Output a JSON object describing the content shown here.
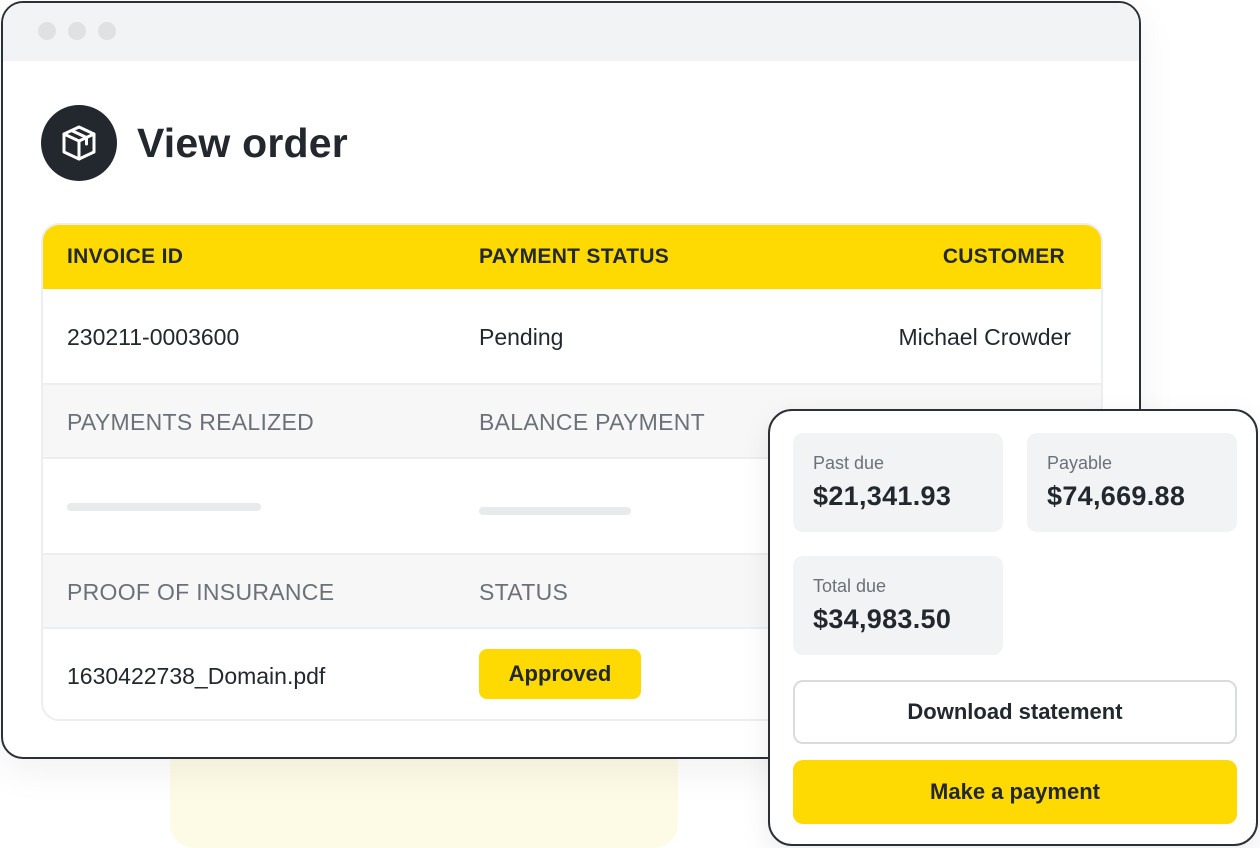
{
  "window": {
    "title": "View order",
    "icon": "package-box-icon"
  },
  "table": {
    "headers": [
      "INVOICE ID",
      "PAYMENT STATUS",
      "CUSTOMER"
    ],
    "row1": {
      "invoice_id": "230211-0003600",
      "payment_status": "Pending",
      "customer": "Michael Crowder"
    },
    "section2_labels": [
      "PAYMENTS REALIZED",
      "BALANCE PAYMENT"
    ],
    "section3_labels": [
      "PROOF OF INSURANCE",
      "STATUS"
    ],
    "row3": {
      "file": "1630422738_Domain.pdf",
      "status": "Approved"
    }
  },
  "summary": {
    "past_due": {
      "label": "Past due",
      "value": "$21,341.93"
    },
    "payable": {
      "label": "Payable",
      "value": "$74,669.88"
    },
    "total_due": {
      "label": "Total due",
      "value": "$34,983.50"
    },
    "download_label": "Download statement",
    "pay_label": "Make a payment"
  },
  "colors": {
    "accent": "#FFD902",
    "dark": "#22282E",
    "muted": "#6B7178",
    "panel": "#F2F3F4"
  }
}
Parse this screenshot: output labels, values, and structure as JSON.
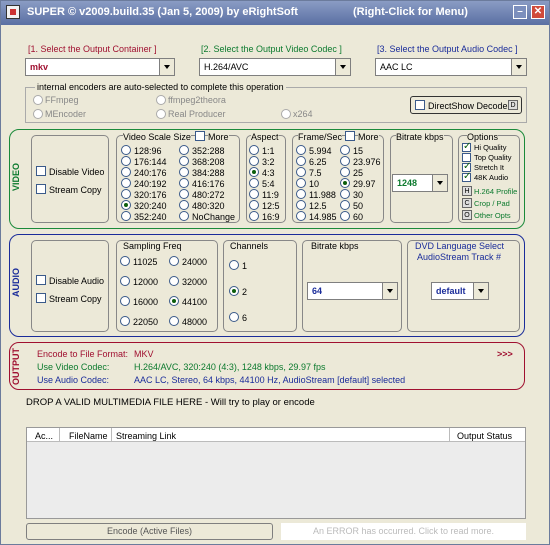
{
  "window": {
    "title": "SUPER © v2009.build.35 (Jan 5, 2009) by eRightSoft",
    "right_click_hint": "(Right-Click for Menu)",
    "minimize_symbol": "–",
    "close_symbol": "✕"
  },
  "header": {
    "container_label": "[1.    Select the Output Container ]",
    "video_codec_label": "[2.  Select the Output Video Codec ]",
    "audio_codec_label": "[3.  Select the Output Audio Codec ]",
    "container_value": "mkv",
    "video_codec_value": "H.264/AVC",
    "audio_codec_value": "AAC LC"
  },
  "encoders": {
    "note": "internal encoders are auto-selected to complete this operation",
    "options": [
      "FFmpeg",
      "ffmpeg2theora",
      "MEncoder",
      "Real Producer",
      "x264"
    ],
    "directshow_label": "DirectShow Decode",
    "directshow_icon_letter": "D"
  },
  "video": {
    "section_label": "VIDEO",
    "disable_label": "Disable Video",
    "stream_copy_label": "Stream Copy",
    "scale_title": "Video Scale Size",
    "more_label": "More",
    "scale_col1": [
      "128:96",
      "176:144",
      "240:176",
      "240:192",
      "320:176",
      "320:240",
      "352:240"
    ],
    "scale_col2": [
      "352:288",
      "368:208",
      "384:288",
      "416:176",
      "480:272",
      "480:320",
      "NoChange"
    ],
    "scale_selected": "320:240",
    "aspect_title": "Aspect",
    "aspects": [
      "1:1",
      "3:2",
      "4:3",
      "5:4",
      "11:9",
      "12:5",
      "16:9"
    ],
    "aspect_selected": "4:3",
    "fps_title": "Frame/Sec",
    "fps_more": "More",
    "fps_col1": [
      "5.994",
      "6.25",
      "7.5",
      "10",
      "11.988",
      "12.5",
      "14.985"
    ],
    "fps_col2": [
      "15",
      "23.976",
      "25",
      "29.97",
      "30",
      "50",
      "60"
    ],
    "fps_selected": "29.97",
    "bitrate_title": "Bitrate  kbps",
    "bitrate_value": "1248",
    "options_title": "Options",
    "options": [
      {
        "label": "Hi Quality",
        "checked": true
      },
      {
        "label": "Top Quality",
        "checked": false
      },
      {
        "label": "Stretch It",
        "checked": true
      },
      {
        "label": "48K Audio",
        "checked": true
      }
    ],
    "icon_options": [
      {
        "letter": "H",
        "label": "H.264 Profile"
      },
      {
        "letter": "C",
        "label": "Crop / Pad"
      },
      {
        "letter": "O",
        "label": "Other Opts"
      }
    ]
  },
  "audio": {
    "section_label": "AUDIO",
    "disable_label": "Disable Audio",
    "stream_copy_label": "Stream Copy",
    "freq_title": "Sampling Freq",
    "freq_col1": [
      "11025",
      "12000",
      "16000",
      "22050"
    ],
    "freq_col2": [
      "24000",
      "32000",
      "44100",
      "48000"
    ],
    "freq_selected": "44100",
    "channels_title": "Channels",
    "channels": [
      "1",
      "2",
      "6"
    ],
    "channels_selected": "2",
    "bitrate_title": "Bitrate  kbps",
    "bitrate_value": "64",
    "dvd_title": "DVD Language Select",
    "dvd_subtitle": "AudioStream  Track #",
    "dvd_value": "default"
  },
  "output": {
    "section_label": "OUTPUT",
    "file_format_label": "Encode to File Format:",
    "file_format_value": "MKV",
    "video_codec_label": "Use Video Codec:",
    "video_codec_value": "H.264/AVC,   320:240 (4:3),   1248 kbps,   29.97 fps",
    "audio_codec_label": "Use Audio Codec:",
    "audio_codec_value": "AAC LC,  Stereo,  64 kbps,  44100 Hz,  AudioStream [default] selected",
    "more_arrows": ">>>"
  },
  "drop_message": "DROP A VALID MULTIMEDIA FILE HERE - Will try to play or encode",
  "list": {
    "columns": [
      "Ac...",
      "FileName",
      "Streaming Link",
      "Output Status"
    ]
  },
  "footer": {
    "encode_button": "Encode (Active Files)",
    "error_text": "An ERROR has occurred. Click to read more."
  },
  "colors": {
    "title_bar": "#5a6fa3",
    "video": "#1b8a3a",
    "audio": "#1a2c9a",
    "output": "#a01030"
  }
}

◇ ◇ ◇ ◇ ◇ ◇ ◇

WHAT IS ASKED. Reproduce all the entries that precede this task, word for word, minus any pictures.

SOLUTION TO THE EXERCISE.
Output a JSON object describing the content shown here.
{
  "window": {
    "title": "View order",
    "icon": "package-box-icon"
  },
  "table": {
    "headers": [
      "INVOICE ID",
      "PAYMENT STATUS",
      "CUSTOMER"
    ],
    "row1": {
      "invoice_id": "230211-0003600",
      "payment_status": "Pending",
      "customer": "Michael Crowder"
    },
    "section2_labels": [
      "PAYMENTS REALIZED",
      "BALANCE PAYMENT"
    ],
    "section3_labels": [
      "PROOF OF INSURANCE",
      "STATUS"
    ],
    "row3": {
      "file": "1630422738_Domain.pdf",
      "status": "Approved"
    }
  },
  "summary": {
    "past_due": {
      "label": "Past due",
      "value": "$21,341.93"
    },
    "payable": {
      "label": "Payable",
      "value": "$74,669.88"
    },
    "total_due": {
      "label": "Total due",
      "value": "$34,983.50"
    },
    "download_label": "Download statement",
    "pay_label": "Make a payment"
  },
  "colors": {
    "accent": "#FFD902",
    "dark": "#22282E",
    "muted": "#6B7178",
    "panel": "#F2F3F4"
  }
}
Parse this screenshot: output labels, values, and structure as JSON.
{
  "window": {
    "title": "SUPER © v2009.build.35 (Jan 5, 2009) by eRightSoft",
    "right_click_hint": "(Right-Click for Menu)",
    "minimize_symbol": "–",
    "close_symbol": "✕"
  },
  "header": {
    "container_label": "[1.    Select the Output Container ]",
    "video_codec_label": "[2.  Select the Output Video Codec ]",
    "audio_codec_label": "[3.  Select the Output Audio Codec ]",
    "container_value": "mkv",
    "video_codec_value": "H.264/AVC",
    "audio_codec_value": "AAC LC"
  },
  "encoders": {
    "note": "internal encoders are auto-selected to complete this operation",
    "options": [
      "FFmpeg",
      "ffmpeg2theora",
      "MEncoder",
      "Real Producer",
      "x264"
    ],
    "directshow_label": "DirectShow Decode",
    "directshow_icon_letter": "D"
  },
  "video": {
    "section_label": "VIDEO",
    "disable_label": "Disable Video",
    "stream_copy_label": "Stream Copy",
    "scale_title": "Video Scale Size",
    "more_label": "More",
    "scale_col1": [
      "128:96",
      "176:144",
      "240:176",
      "240:192",
      "320:176",
      "320:240",
      "352:240"
    ],
    "scale_col2": [
      "352:288",
      "368:208",
      "384:288",
      "416:176",
      "480:272",
      "480:320",
      "NoChange"
    ],
    "scale_selected": "320:240",
    "aspect_title": "Aspect",
    "aspects": [
      "1:1",
      "3:2",
      "4:3",
      "5:4",
      "11:9",
      "12:5",
      "16:9"
    ],
    "aspect_selected": "4:3",
    "fps_title": "Frame/Sec",
    "fps_more": "More",
    "fps_col1": [
      "5.994",
      "6.25",
      "7.5",
      "10",
      "11.988",
      "12.5",
      "14.985"
    ],
    "fps_col2": [
      "15",
      "23.976",
      "25",
      "29.97",
      "30",
      "50",
      "60"
    ],
    "fps_selected": "29.97",
    "bitrate_title": "Bitrate  kbps",
    "bitrate_value": "1248",
    "options_title": "Options",
    "options": [
      {
        "label": "Hi Quality",
        "checked": true
      },
      {
        "label": "Top Quality",
        "checked": false
      },
      {
        "label": "Stretch It",
        "checked": true
      },
      {
        "label": "48K Audio",
        "checked": true
      }
    ],
    "icon_options": [
      {
        "letter": "H",
        "label": "H.264 Profile"
      },
      {
        "letter": "C",
        "label": "Crop / Pad"
      },
      {
        "letter": "O",
        "label": "Other Opts"
      }
    ]
  },
  "audio": {
    "section_label": "AUDIO",
    "disable_label": "Disable Audio",
    "stream_copy_label": "Stream Copy",
    "freq_title": "Sampling Freq",
    "freq_col1": [
      "11025",
      "12000",
      "16000",
      "22050"
    ],
    "freq_col2": [
      "24000",
      "32000",
      "44100",
      "48000"
    ],
    "freq_selected": "44100",
    "channels_title": "Channels",
    "channels": [
      "1",
      "2",
      "6"
    ],
    "channels_selected": "2",
    "bitrate_title": "Bitrate  kbps",
    "bitrate_value": "64",
    "dvd_title": "DVD Language Select",
    "dvd_subtitle": "AudioStream  Track #",
    "dvd_value": "default"
  },
  "output": {
    "section_label": "OUTPUT",
    "file_format_label": "Encode to File Format:",
    "file_format_value": "MKV",
    "video_codec_label": "Use Video Codec:",
    "video_codec_value": "H.264/AVC,   320:240 (4:3),   1248 kbps,   29.97 fps",
    "audio_codec_label": "Use Audio Codec:",
    "audio_codec_value": "AAC LC,  Stereo,  64 kbps,  44100 Hz,  AudioStream [default] selected",
    "more_arrows": ">>>"
  },
  "drop_message": "DROP A VALID MULTIMEDIA FILE HERE - Will try to play or encode",
  "list": {
    "columns": [
      "Ac...",
      "FileName",
      "Streaming Link",
      "Output Status"
    ]
  },
  "footer": {
    "encode_button": "Encode (Active Files)",
    "error_text": "An ERROR has occurred. Click to read more."
  },
  "colors": {
    "title_bar": "#5a6fa3",
    "video": "#1b8a3a",
    "audio": "#1a2c9a",
    "output": "#a01030"
  }
}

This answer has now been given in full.